++++ Listed entries
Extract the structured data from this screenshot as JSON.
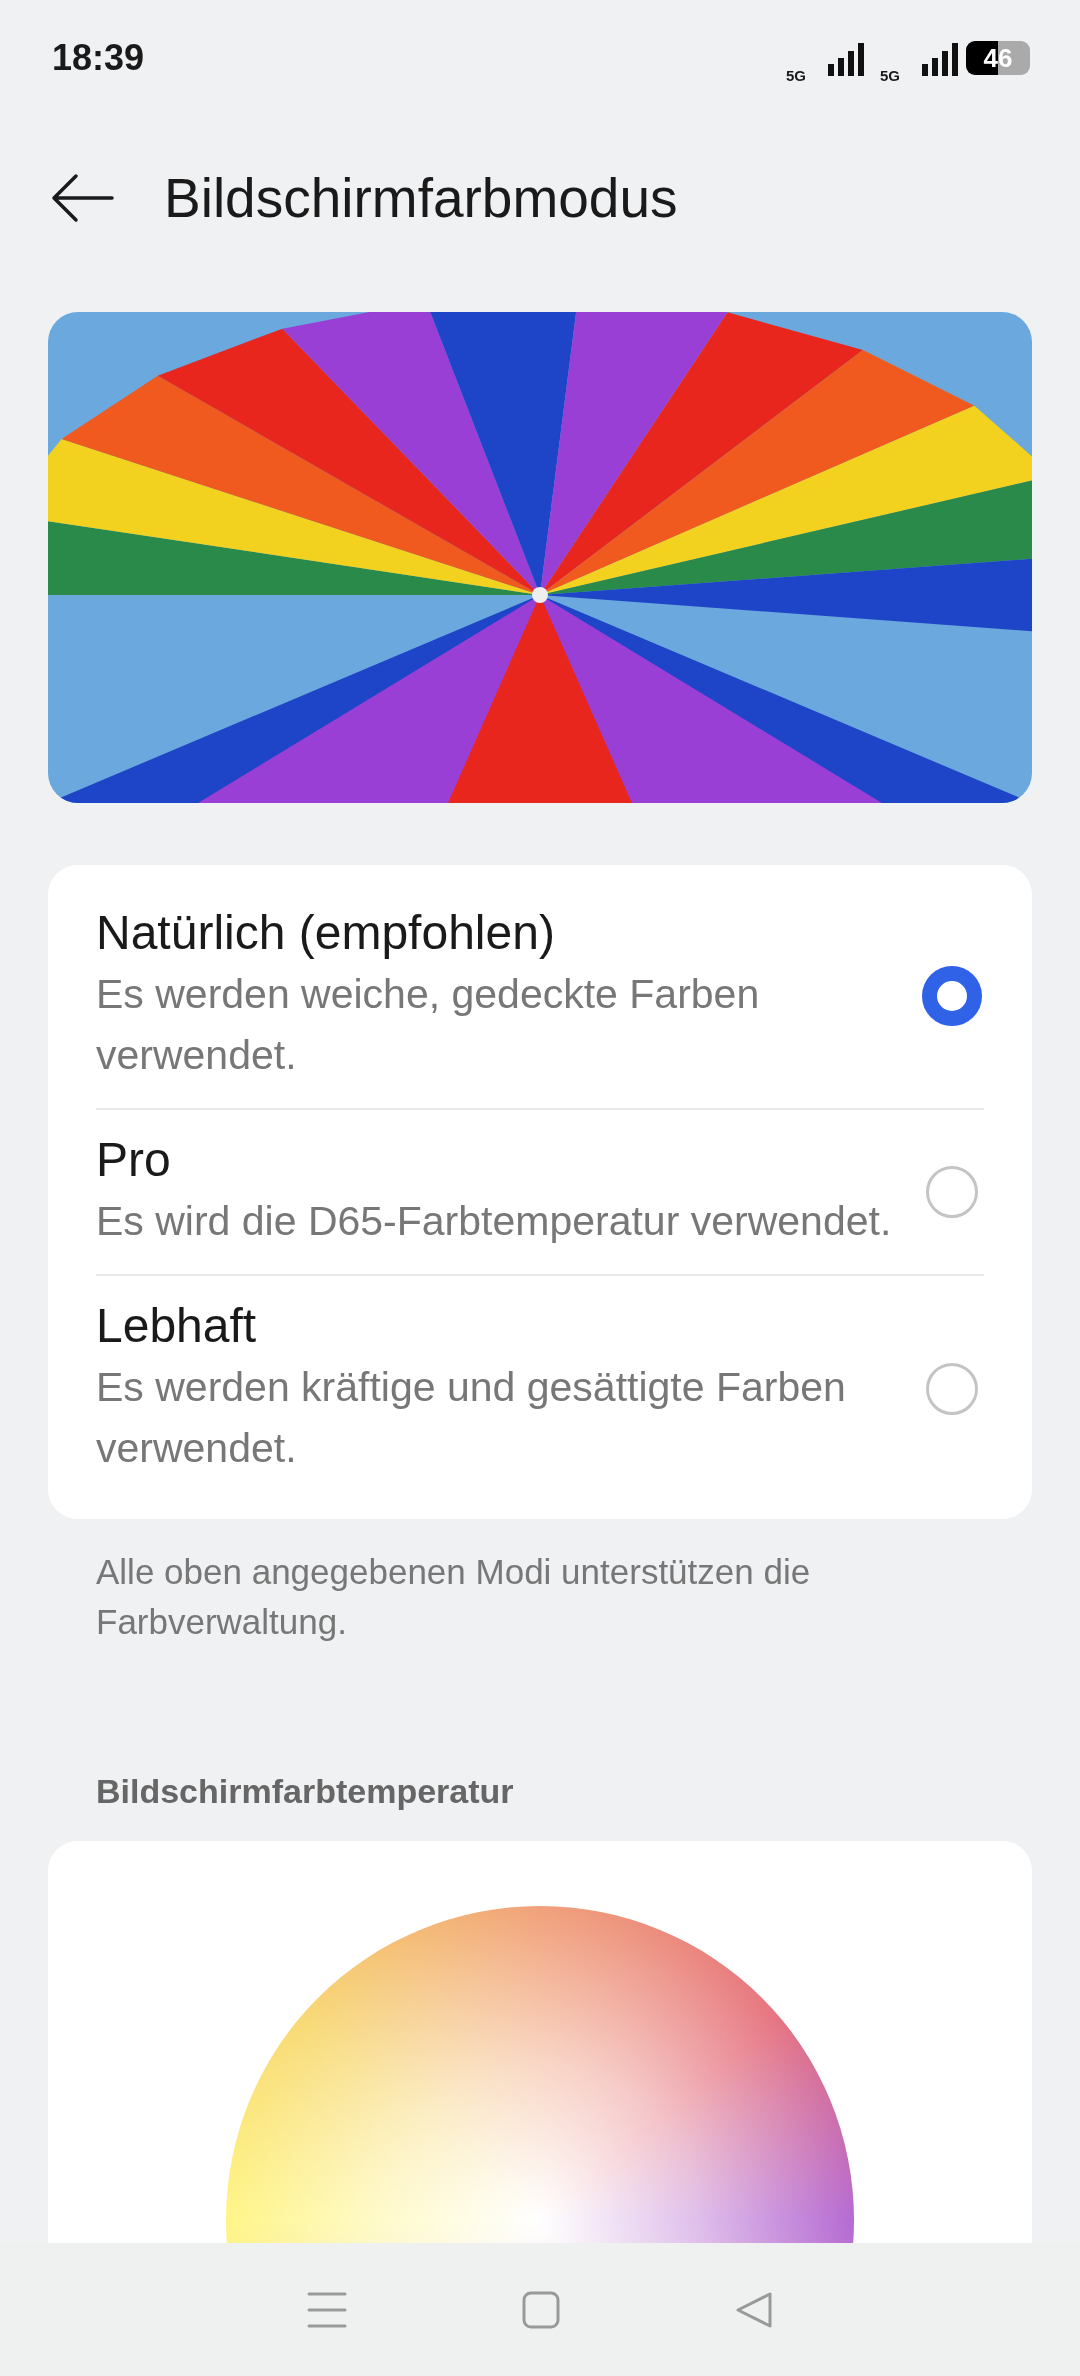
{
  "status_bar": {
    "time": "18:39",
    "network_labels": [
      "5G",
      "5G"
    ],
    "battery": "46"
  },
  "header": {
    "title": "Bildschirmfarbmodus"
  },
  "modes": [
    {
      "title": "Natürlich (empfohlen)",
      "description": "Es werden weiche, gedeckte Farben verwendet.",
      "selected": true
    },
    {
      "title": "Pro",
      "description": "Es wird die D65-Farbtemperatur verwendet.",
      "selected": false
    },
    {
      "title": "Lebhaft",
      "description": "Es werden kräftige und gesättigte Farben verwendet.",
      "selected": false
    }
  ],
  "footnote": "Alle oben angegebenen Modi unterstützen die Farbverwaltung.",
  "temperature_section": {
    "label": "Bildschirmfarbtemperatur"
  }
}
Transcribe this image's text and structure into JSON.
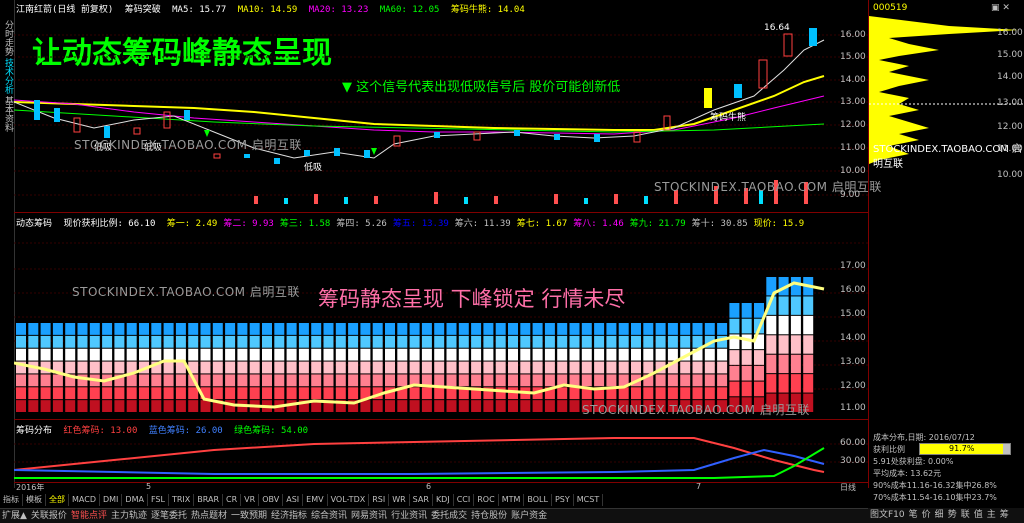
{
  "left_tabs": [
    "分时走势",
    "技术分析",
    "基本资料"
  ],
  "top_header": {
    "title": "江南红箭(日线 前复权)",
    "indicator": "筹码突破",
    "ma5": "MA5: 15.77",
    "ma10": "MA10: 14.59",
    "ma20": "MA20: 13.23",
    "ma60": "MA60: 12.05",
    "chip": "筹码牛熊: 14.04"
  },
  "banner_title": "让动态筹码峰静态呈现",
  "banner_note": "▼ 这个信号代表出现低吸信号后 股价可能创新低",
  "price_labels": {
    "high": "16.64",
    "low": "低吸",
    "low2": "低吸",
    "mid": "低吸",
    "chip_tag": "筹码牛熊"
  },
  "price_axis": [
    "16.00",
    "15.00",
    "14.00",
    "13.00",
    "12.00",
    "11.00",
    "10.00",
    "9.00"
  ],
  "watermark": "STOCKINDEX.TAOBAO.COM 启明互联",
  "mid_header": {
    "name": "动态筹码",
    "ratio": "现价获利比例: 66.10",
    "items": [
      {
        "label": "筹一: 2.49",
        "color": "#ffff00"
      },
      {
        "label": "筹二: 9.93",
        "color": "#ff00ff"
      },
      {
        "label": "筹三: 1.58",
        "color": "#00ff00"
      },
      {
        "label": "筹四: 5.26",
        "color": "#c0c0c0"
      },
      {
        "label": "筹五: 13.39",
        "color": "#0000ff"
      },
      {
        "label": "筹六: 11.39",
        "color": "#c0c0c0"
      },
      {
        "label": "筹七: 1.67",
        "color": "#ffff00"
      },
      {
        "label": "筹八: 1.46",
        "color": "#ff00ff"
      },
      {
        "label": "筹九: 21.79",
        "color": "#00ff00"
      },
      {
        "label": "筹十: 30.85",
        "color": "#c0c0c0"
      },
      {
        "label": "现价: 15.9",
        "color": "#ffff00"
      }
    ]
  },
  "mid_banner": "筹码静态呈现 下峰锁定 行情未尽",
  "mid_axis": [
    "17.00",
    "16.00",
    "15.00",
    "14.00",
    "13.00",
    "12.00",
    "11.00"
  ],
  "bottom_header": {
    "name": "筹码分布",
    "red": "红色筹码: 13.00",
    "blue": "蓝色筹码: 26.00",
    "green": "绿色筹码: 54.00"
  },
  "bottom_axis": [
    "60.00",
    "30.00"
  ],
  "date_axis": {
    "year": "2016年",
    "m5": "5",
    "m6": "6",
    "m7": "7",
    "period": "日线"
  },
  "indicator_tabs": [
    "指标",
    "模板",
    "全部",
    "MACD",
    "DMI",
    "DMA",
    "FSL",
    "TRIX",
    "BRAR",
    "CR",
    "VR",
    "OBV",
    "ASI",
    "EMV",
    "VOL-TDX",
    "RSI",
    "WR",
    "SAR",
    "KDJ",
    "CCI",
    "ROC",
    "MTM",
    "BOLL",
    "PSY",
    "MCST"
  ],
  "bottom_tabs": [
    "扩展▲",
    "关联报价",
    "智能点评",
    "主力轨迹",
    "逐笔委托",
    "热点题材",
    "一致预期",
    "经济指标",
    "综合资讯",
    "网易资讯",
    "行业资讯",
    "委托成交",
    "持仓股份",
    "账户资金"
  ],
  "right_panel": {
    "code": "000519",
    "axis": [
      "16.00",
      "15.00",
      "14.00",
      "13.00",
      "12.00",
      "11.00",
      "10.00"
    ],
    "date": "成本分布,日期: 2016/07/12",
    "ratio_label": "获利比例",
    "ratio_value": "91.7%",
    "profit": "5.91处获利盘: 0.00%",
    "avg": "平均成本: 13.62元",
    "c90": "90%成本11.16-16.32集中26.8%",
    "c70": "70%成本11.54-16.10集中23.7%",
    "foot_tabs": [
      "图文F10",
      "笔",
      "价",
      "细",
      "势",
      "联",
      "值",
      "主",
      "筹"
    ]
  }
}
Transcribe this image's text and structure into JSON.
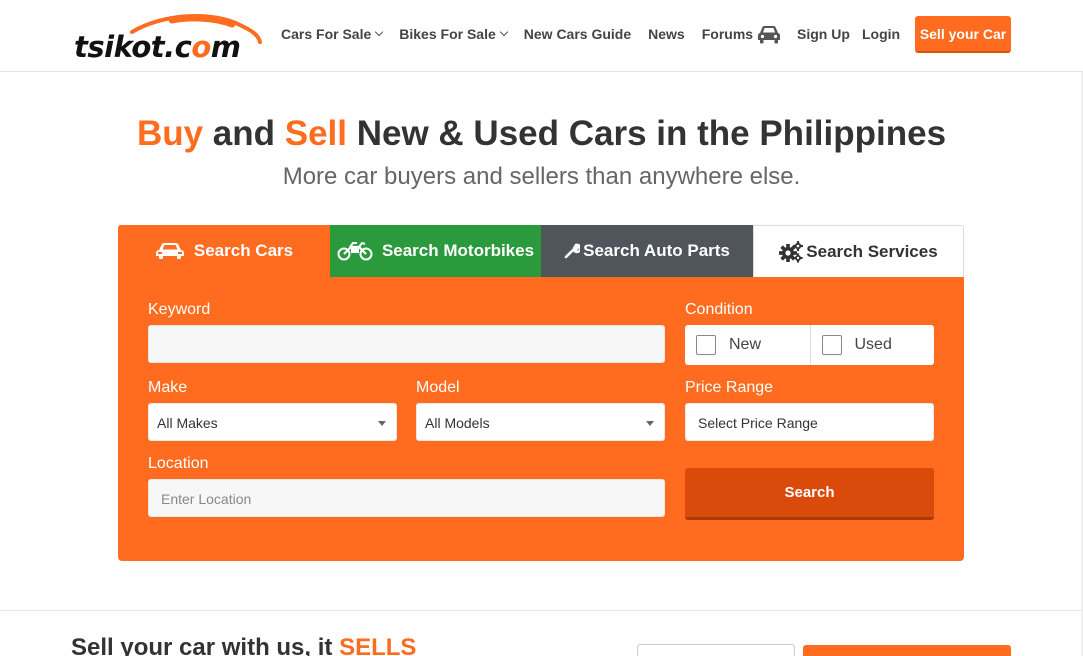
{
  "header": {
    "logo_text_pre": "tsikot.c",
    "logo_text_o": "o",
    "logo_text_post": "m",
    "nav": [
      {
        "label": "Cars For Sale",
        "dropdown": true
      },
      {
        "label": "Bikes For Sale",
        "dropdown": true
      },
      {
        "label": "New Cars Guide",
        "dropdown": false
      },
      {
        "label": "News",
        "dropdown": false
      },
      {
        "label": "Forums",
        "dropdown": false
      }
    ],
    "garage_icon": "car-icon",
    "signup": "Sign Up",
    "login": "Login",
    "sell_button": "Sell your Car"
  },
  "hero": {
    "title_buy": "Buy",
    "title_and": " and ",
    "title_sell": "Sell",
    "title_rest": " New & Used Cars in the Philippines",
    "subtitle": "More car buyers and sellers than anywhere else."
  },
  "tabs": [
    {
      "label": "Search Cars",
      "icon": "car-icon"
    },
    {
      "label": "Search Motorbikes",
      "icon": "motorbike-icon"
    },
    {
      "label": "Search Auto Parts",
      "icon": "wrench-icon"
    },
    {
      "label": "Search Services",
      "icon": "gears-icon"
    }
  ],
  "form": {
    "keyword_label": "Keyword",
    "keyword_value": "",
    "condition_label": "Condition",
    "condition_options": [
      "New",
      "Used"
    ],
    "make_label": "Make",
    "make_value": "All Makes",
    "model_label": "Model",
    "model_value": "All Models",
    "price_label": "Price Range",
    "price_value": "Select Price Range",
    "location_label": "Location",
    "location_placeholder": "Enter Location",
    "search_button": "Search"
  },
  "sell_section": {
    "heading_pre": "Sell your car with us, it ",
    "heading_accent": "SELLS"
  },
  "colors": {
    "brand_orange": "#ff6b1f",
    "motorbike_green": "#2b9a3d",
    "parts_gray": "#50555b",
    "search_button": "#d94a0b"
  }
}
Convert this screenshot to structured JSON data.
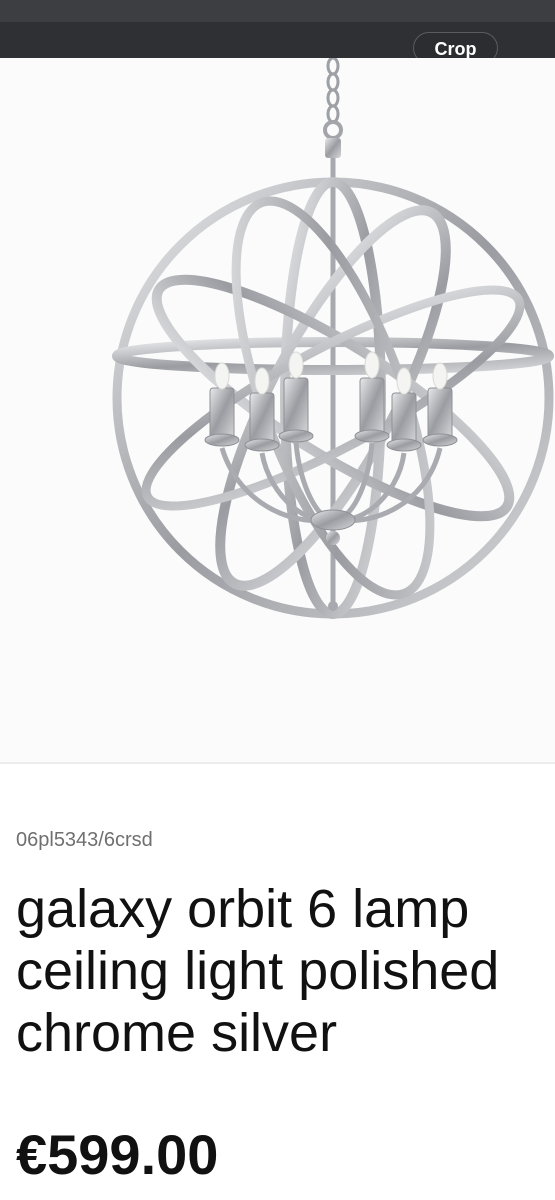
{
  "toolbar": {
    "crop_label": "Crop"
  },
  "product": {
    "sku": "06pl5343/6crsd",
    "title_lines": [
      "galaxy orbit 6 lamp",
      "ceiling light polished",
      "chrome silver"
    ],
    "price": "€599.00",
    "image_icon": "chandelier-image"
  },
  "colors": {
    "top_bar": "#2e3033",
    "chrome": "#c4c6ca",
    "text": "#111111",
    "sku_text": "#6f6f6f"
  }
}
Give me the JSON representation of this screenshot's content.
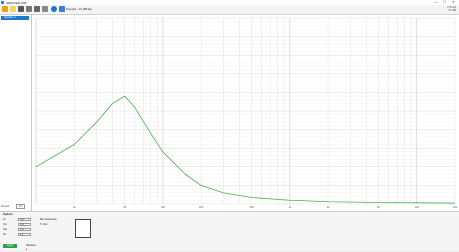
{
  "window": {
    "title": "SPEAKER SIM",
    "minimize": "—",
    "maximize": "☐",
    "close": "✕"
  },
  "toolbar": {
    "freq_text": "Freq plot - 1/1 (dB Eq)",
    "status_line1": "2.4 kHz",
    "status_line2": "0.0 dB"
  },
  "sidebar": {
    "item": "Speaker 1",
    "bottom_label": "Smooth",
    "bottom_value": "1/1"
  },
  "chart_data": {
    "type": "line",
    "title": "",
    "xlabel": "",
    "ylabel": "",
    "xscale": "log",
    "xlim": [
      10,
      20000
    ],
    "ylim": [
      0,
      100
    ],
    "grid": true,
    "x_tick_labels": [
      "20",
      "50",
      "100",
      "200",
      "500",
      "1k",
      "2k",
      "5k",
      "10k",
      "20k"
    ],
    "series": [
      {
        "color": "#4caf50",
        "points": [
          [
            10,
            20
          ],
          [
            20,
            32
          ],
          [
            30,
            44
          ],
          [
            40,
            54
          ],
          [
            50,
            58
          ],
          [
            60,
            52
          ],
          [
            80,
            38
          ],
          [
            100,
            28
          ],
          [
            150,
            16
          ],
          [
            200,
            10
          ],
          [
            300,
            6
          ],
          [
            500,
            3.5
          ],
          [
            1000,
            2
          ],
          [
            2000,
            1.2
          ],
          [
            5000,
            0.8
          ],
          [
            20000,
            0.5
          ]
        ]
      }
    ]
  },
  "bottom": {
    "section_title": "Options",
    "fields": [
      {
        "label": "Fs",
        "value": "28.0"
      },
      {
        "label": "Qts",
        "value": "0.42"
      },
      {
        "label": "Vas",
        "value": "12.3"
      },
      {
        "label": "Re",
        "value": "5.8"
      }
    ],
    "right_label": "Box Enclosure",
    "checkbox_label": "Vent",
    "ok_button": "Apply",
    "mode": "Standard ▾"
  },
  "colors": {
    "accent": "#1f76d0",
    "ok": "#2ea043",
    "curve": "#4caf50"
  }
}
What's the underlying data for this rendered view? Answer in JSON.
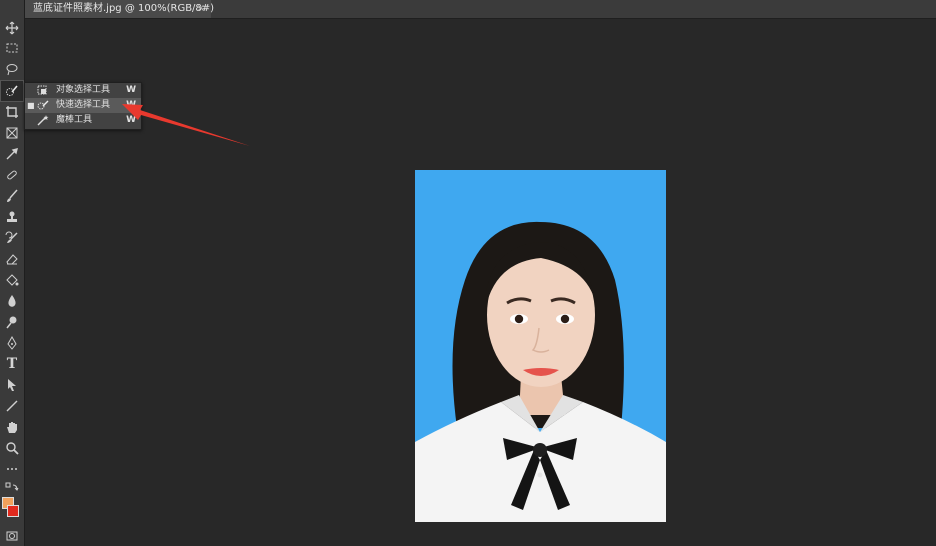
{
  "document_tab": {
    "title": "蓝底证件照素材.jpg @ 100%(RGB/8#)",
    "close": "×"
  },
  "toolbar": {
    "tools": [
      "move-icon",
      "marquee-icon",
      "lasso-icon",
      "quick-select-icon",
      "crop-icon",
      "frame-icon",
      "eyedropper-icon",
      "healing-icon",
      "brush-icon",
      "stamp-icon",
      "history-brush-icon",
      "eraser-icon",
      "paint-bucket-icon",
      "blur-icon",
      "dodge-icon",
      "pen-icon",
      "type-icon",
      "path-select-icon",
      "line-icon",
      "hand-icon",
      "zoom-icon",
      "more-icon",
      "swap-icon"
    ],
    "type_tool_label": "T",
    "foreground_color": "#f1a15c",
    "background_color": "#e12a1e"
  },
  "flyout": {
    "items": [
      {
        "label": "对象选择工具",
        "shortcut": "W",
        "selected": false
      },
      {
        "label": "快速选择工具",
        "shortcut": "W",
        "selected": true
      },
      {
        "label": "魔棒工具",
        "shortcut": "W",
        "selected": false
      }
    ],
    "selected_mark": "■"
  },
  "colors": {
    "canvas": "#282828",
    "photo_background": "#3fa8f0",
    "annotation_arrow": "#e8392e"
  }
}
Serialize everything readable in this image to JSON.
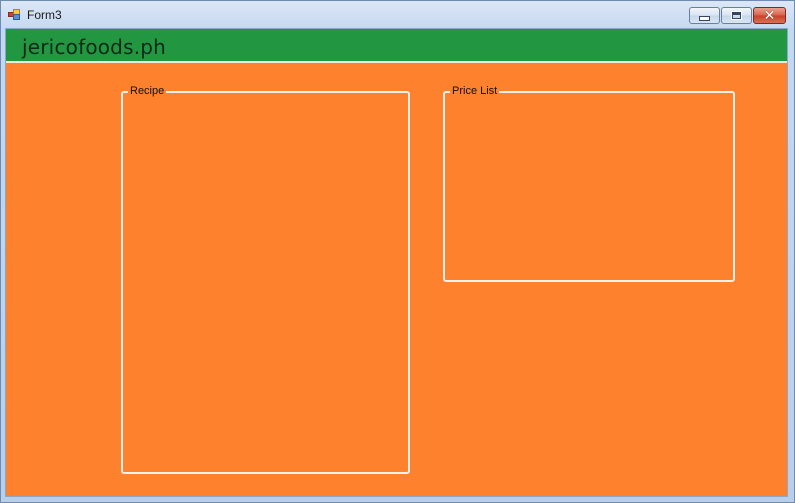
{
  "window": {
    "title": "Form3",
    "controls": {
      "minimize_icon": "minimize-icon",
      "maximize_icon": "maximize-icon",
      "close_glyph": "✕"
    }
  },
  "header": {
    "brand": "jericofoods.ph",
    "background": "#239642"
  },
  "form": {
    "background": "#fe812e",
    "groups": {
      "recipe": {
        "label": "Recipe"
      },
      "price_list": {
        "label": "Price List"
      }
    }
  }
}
++++++++
Set problem
How many of the lines in the listing above hold the word "structured"? Report only that figure.

Exercise output
2